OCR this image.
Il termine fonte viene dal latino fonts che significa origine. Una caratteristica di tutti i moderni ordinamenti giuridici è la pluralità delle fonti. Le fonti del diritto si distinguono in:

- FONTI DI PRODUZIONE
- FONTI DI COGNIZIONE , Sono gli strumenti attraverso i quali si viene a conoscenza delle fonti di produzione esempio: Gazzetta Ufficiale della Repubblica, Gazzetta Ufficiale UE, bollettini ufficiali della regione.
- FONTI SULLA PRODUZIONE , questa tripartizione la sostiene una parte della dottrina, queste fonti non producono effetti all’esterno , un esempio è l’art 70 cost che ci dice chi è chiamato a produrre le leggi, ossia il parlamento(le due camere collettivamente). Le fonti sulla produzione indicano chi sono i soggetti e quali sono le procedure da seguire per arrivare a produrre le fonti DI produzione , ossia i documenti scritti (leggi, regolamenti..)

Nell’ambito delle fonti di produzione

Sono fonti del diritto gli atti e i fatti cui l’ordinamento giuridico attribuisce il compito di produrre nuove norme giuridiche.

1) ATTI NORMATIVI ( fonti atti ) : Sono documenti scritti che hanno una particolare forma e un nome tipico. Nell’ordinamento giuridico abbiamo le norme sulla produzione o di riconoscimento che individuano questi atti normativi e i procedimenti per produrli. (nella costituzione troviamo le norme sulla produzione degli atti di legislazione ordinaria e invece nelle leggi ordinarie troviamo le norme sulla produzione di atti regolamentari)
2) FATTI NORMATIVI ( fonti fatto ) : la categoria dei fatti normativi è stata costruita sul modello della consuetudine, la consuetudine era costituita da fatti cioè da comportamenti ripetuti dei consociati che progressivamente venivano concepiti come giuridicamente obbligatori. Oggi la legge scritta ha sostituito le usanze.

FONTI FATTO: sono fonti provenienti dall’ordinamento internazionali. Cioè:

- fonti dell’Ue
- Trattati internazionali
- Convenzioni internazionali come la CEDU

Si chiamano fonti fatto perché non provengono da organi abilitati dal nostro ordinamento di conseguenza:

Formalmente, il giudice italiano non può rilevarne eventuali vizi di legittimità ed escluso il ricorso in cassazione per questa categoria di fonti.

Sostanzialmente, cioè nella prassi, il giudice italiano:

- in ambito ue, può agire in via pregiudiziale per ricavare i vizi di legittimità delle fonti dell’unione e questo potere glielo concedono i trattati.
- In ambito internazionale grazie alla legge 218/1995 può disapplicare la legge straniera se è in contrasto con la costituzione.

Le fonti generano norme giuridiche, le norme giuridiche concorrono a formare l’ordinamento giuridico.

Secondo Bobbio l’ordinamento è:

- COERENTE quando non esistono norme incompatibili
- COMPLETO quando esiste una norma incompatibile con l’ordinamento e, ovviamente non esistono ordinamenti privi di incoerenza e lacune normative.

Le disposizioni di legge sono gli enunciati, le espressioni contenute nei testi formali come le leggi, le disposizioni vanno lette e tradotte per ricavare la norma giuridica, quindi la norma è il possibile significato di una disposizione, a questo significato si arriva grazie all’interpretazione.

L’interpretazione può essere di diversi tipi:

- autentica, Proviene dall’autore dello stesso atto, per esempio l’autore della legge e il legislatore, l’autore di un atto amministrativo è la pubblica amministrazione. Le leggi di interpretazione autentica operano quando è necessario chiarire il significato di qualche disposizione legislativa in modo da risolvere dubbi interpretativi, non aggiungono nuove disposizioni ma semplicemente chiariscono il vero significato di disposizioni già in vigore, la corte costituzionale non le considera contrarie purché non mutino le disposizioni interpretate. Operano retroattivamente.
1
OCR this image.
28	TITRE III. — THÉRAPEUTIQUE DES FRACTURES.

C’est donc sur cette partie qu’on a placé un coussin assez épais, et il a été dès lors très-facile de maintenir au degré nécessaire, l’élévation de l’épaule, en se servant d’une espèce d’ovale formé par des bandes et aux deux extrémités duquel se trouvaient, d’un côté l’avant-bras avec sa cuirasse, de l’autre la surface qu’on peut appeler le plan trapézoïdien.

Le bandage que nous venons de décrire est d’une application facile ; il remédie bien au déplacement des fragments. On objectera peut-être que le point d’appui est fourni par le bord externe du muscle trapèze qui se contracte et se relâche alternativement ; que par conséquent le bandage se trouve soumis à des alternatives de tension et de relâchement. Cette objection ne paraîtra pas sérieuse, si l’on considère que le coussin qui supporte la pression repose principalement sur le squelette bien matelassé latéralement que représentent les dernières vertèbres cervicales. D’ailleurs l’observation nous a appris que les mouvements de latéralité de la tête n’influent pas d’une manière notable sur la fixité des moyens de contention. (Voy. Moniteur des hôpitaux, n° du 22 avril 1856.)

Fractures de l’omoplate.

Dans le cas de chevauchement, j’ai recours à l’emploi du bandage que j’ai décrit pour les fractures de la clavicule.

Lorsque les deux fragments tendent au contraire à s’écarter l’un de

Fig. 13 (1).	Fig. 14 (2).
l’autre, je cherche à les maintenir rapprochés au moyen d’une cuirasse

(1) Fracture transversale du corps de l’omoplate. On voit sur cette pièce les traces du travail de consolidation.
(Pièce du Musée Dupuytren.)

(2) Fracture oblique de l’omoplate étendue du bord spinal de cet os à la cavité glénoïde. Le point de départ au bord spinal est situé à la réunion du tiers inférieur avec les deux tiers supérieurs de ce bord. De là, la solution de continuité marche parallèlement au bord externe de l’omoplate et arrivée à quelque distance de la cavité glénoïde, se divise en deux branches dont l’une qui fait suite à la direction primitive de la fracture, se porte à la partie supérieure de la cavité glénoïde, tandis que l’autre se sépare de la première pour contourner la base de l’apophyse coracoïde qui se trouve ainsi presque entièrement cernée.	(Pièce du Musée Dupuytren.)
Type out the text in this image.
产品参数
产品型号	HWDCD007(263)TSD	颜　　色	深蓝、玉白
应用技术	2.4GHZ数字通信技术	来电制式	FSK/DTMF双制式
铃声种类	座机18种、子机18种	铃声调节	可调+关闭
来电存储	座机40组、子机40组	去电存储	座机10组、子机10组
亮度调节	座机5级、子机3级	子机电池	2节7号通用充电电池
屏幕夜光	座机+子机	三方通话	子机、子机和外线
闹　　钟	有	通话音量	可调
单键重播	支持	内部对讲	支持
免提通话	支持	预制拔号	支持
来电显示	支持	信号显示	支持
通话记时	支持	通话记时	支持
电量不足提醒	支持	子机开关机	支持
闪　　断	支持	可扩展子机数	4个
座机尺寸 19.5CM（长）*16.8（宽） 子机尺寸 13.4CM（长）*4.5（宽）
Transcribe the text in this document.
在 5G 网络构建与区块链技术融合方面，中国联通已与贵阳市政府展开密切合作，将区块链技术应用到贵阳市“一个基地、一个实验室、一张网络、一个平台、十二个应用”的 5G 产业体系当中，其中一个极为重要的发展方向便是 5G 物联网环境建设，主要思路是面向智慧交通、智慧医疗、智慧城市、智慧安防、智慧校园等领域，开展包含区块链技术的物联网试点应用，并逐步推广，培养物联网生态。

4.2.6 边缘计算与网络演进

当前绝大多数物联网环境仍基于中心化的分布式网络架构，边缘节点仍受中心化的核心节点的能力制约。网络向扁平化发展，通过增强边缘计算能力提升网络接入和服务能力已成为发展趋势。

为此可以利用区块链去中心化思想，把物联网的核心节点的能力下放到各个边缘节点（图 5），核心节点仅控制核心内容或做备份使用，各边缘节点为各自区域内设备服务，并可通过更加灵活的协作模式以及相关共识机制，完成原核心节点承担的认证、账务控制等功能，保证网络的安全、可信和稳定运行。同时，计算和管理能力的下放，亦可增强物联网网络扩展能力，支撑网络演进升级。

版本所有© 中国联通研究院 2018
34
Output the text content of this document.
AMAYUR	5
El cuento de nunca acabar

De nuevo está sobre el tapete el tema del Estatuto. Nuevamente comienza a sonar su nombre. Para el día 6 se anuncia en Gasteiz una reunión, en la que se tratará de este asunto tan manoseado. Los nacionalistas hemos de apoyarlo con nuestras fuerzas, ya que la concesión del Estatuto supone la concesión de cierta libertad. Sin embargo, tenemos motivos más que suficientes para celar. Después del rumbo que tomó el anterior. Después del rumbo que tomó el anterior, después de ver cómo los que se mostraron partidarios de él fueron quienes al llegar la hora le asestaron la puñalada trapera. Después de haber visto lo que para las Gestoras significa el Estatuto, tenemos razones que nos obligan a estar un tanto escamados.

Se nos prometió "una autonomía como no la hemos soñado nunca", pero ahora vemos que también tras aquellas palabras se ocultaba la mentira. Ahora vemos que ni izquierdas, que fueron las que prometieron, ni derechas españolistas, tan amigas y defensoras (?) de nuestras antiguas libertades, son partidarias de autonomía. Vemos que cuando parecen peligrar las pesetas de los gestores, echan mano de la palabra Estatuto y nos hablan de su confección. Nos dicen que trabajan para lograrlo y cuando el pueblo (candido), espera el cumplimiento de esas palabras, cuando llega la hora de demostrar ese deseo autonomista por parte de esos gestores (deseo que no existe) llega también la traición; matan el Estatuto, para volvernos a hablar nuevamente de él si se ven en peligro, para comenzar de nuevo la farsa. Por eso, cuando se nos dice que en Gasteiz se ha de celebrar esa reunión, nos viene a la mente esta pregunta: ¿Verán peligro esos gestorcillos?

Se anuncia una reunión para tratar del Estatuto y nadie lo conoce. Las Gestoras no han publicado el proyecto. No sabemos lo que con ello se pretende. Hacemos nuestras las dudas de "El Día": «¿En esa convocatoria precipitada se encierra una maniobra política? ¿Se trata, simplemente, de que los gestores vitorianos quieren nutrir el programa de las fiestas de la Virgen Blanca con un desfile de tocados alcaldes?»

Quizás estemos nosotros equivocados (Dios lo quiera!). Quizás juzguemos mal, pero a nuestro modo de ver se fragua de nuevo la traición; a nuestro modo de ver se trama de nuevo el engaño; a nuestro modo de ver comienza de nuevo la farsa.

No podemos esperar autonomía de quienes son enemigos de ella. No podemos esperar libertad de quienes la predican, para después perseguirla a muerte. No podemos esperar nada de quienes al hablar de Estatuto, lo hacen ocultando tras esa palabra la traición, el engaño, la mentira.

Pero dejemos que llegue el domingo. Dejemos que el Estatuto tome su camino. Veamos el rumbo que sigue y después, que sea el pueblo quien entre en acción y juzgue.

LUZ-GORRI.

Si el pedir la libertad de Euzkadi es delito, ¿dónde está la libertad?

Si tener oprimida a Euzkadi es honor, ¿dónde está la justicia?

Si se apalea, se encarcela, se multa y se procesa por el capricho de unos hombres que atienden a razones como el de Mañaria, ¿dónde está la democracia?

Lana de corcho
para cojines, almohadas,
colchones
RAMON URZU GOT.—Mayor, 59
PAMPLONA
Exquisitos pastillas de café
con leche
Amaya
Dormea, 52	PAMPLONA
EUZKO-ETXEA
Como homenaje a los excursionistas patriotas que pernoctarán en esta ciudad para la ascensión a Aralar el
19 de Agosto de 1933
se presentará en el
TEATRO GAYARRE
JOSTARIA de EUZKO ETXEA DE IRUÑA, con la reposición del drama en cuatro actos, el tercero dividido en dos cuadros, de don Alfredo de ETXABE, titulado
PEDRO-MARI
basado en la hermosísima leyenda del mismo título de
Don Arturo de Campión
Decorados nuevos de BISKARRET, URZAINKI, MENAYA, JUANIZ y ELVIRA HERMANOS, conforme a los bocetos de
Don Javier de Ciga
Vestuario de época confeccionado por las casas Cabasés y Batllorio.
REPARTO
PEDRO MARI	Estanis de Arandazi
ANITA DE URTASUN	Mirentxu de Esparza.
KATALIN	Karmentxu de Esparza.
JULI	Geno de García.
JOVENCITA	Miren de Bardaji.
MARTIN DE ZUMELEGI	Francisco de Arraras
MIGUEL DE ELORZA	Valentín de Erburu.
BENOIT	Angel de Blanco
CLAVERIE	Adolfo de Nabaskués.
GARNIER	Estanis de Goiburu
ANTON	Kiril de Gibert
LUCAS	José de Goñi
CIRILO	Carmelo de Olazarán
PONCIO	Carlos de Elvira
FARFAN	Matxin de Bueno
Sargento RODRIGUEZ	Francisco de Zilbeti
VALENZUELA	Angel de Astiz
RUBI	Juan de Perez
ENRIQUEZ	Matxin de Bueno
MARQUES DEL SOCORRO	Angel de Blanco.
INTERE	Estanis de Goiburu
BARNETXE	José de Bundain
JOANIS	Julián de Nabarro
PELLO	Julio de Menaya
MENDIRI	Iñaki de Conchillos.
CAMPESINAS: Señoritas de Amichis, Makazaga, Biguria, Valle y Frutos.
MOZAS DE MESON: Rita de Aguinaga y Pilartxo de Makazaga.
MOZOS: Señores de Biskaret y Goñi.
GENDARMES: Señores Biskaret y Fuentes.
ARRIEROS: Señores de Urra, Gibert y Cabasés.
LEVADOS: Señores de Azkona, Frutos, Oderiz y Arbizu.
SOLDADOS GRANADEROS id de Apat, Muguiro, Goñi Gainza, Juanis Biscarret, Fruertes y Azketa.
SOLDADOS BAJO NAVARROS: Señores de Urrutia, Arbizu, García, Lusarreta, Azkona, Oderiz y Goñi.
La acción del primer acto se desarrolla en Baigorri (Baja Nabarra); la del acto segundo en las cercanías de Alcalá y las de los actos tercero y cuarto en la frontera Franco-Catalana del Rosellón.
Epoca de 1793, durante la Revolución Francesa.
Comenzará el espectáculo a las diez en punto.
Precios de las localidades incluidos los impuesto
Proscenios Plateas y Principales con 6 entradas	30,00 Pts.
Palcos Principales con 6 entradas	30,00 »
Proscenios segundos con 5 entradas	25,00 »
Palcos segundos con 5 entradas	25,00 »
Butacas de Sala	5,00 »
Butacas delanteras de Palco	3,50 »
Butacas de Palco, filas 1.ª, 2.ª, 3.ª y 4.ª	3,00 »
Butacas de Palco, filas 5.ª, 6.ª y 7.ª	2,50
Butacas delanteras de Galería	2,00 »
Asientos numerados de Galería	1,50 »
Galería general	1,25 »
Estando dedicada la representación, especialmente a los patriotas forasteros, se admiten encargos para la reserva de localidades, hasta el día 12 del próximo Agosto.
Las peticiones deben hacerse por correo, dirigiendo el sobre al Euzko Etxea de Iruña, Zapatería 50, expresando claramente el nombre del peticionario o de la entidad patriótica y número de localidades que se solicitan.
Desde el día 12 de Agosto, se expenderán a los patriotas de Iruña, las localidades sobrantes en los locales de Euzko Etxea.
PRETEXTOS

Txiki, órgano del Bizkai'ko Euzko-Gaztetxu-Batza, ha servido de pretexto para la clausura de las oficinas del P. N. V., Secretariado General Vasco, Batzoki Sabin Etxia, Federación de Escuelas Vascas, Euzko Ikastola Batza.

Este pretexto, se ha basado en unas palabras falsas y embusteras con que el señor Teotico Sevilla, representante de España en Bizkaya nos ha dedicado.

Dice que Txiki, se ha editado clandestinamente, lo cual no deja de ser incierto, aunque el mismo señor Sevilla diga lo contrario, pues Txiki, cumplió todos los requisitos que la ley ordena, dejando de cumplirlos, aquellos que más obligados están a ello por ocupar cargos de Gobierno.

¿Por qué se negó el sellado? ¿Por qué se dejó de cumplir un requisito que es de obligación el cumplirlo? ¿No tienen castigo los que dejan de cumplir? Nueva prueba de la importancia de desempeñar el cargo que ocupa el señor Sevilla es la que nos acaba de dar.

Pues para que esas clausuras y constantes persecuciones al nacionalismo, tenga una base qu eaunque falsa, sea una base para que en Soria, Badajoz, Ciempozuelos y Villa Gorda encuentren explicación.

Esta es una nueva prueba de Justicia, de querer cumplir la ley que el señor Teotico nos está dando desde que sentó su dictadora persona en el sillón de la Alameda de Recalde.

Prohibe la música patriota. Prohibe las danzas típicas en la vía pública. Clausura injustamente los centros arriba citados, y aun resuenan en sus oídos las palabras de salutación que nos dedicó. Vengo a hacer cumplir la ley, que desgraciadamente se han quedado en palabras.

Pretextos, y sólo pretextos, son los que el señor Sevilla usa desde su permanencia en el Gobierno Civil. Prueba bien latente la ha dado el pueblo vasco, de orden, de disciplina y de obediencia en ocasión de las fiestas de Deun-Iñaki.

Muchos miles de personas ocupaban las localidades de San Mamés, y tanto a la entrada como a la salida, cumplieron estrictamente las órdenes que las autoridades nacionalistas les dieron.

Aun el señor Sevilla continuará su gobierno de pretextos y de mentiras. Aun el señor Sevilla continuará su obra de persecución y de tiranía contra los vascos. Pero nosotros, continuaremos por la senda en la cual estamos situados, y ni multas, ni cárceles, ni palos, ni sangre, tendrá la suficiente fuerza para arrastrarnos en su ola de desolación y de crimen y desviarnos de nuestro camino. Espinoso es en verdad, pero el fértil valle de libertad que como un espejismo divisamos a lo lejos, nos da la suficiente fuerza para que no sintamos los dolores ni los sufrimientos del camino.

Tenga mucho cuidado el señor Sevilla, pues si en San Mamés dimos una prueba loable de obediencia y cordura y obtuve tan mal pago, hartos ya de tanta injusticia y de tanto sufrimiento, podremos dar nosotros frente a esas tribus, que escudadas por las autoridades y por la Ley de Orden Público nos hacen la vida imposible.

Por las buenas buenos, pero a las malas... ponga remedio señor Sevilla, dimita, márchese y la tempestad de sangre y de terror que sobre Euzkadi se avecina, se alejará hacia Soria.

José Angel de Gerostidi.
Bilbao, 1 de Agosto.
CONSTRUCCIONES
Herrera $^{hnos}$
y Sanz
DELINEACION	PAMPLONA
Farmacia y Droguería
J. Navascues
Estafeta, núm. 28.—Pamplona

====

### Direction
Search the lines for the word "tercero" and report how many contain it, by number only.

### Full solution
2